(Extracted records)
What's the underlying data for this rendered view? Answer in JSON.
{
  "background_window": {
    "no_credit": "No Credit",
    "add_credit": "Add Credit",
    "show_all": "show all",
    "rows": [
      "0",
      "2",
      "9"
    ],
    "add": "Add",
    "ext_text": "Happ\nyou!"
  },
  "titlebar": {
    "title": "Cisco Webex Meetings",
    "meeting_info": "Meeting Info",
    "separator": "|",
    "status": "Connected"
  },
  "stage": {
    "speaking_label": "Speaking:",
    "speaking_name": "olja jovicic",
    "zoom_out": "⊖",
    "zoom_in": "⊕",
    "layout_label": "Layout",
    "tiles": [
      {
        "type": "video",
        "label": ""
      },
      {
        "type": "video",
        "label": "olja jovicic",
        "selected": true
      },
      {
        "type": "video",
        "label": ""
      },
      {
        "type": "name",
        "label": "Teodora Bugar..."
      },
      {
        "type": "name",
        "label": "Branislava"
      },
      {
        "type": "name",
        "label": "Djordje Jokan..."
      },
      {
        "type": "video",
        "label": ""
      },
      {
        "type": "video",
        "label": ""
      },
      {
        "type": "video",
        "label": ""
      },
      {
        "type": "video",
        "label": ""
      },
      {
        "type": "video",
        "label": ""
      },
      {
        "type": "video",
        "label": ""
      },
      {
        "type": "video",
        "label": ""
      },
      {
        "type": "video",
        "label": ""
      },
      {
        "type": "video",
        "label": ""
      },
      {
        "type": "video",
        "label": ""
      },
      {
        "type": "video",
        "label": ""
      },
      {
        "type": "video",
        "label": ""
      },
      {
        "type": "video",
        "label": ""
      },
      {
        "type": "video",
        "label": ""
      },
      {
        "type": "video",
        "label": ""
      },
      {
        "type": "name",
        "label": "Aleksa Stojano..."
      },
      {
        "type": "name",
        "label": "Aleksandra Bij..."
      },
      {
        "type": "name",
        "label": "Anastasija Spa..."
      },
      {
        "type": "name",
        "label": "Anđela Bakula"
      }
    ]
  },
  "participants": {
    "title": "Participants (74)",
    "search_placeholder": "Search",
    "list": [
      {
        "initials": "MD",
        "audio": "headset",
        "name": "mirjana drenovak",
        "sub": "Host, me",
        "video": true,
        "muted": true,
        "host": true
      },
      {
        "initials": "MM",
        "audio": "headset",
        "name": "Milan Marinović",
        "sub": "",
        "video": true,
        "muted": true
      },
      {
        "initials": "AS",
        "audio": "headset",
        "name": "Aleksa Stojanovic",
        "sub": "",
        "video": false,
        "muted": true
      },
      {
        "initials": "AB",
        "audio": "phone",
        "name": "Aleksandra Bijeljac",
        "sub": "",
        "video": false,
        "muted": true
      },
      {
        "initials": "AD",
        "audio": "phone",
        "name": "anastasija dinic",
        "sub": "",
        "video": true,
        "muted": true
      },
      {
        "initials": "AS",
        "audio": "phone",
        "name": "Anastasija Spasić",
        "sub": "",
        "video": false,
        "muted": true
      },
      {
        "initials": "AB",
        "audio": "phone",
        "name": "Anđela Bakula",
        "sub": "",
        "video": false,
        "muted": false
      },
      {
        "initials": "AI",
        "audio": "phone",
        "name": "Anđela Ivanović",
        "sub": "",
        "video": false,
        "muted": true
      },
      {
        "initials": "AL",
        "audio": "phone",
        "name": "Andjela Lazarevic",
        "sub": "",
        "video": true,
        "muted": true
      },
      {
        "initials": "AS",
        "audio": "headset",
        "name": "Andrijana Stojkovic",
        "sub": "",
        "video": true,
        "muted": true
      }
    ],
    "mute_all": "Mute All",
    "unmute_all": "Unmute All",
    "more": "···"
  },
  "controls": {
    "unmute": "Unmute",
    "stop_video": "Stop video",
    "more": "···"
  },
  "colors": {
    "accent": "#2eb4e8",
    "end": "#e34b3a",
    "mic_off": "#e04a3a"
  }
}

**Given task:**
Transcribe the material above word for word.

**Full solution:**
What's the underlying data for this rendered view? Answer in JSON.
{
  "background_window": {
    "no_credit": "No Credit",
    "add_credit": "Add Credit",
    "show_all": "show all",
    "rows": [
      "0",
      "2",
      "9"
    ],
    "add": "Add",
    "ext_text": "Happ\nyou!"
  },
  "titlebar": {
    "title": "Cisco Webex Meetings",
    "meeting_info": "Meeting Info",
    "separator": "|",
    "status": "Connected"
  },
  "stage": {
    "speaking_label": "Speaking:",
    "speaking_name": "olja jovicic",
    "zoom_out": "⊖",
    "zoom_in": "⊕",
    "layout_label": "Layout",
    "tiles": [
      {
        "type": "video",
        "label": ""
      },
      {
        "type": "video",
        "label": "olja jovicic",
        "selected": true
      },
      {
        "type": "video",
        "label": ""
      },
      {
        "type": "name",
        "label": "Teodora Bugar..."
      },
      {
        "type": "name",
        "label": "Branislava"
      },
      {
        "type": "name",
        "label": "Djordje Jokan..."
      },
      {
        "type": "video",
        "label": ""
      },
      {
        "type": "video",
        "label": ""
      },
      {
        "type": "video",
        "label": ""
      },
      {
        "type": "video",
        "label": ""
      },
      {
        "type": "video",
        "label": ""
      },
      {
        "type": "video",
        "label": ""
      },
      {
        "type": "video",
        "label": ""
      },
      {
        "type": "video",
        "label": ""
      },
      {
        "type": "video",
        "label": ""
      },
      {
        "type": "video",
        "label": ""
      },
      {
        "type": "video",
        "label": ""
      },
      {
        "type": "video",
        "label": ""
      },
      {
        "type": "video",
        "label": ""
      },
      {
        "type": "video",
        "label": ""
      },
      {
        "type": "video",
        "label": ""
      },
      {
        "type": "name",
        "label": "Aleksa Stojano..."
      },
      {
        "type": "name",
        "label": "Aleksandra Bij..."
      },
      {
        "type": "name",
        "label": "Anastasija Spa..."
      },
      {
        "type": "name",
        "label": "Anđela Bakula"
      }
    ]
  },
  "participants": {
    "title": "Participants (74)",
    "search_placeholder": "Search",
    "list": [
      {
        "initials": "MD",
        "audio": "headset",
        "name": "mirjana drenovak",
        "sub": "Host, me",
        "video": true,
        "muted": true,
        "host": true
      },
      {
        "initials": "MM",
        "audio": "headset",
        "name": "Milan Marinović",
        "sub": "",
        "video": true,
        "muted": true
      },
      {
        "initials": "AS",
        "audio": "headset",
        "name": "Aleksa Stojanovic",
        "sub": "",
        "video": false,
        "muted": true
      },
      {
        "initials": "AB",
        "audio": "phone",
        "name": "Aleksandra Bijeljac",
        "sub": "",
        "video": false,
        "muted": true
      },
      {
        "initials": "AD",
        "audio": "phone",
        "name": "anastasija dinic",
        "sub": "",
        "video": true,
        "muted": true
      },
      {
        "initials": "AS",
        "audio": "phone",
        "name": "Anastasija Spasić",
        "sub": "",
        "video": false,
        "muted": true
      },
      {
        "initials": "AB",
        "audio": "phone",
        "name": "Anđela Bakula",
        "sub": "",
        "video": false,
        "muted": false
      },
      {
        "initials": "AI",
        "audio": "phone",
        "name": "Anđela Ivanović",
        "sub": "",
        "video": false,
        "muted": true
      },
      {
        "initials": "AL",
        "audio": "phone",
        "name": "Andjela Lazarevic",
        "sub": "",
        "video": true,
        "muted": true
      },
      {
        "initials": "AS",
        "audio": "headset",
        "name": "Andrijana Stojkovic",
        "sub": "",
        "video": true,
        "muted": true
      }
    ],
    "mute_all": "Mute All",
    "unmute_all": "Unmute All",
    "more": "···"
  },
  "controls": {
    "unmute": "Unmute",
    "stop_video": "Stop video",
    "more": "···"
  },
  "colors": {
    "accent": "#2eb4e8",
    "end": "#e34b3a",
    "mic_off": "#e04a3a"
  }
}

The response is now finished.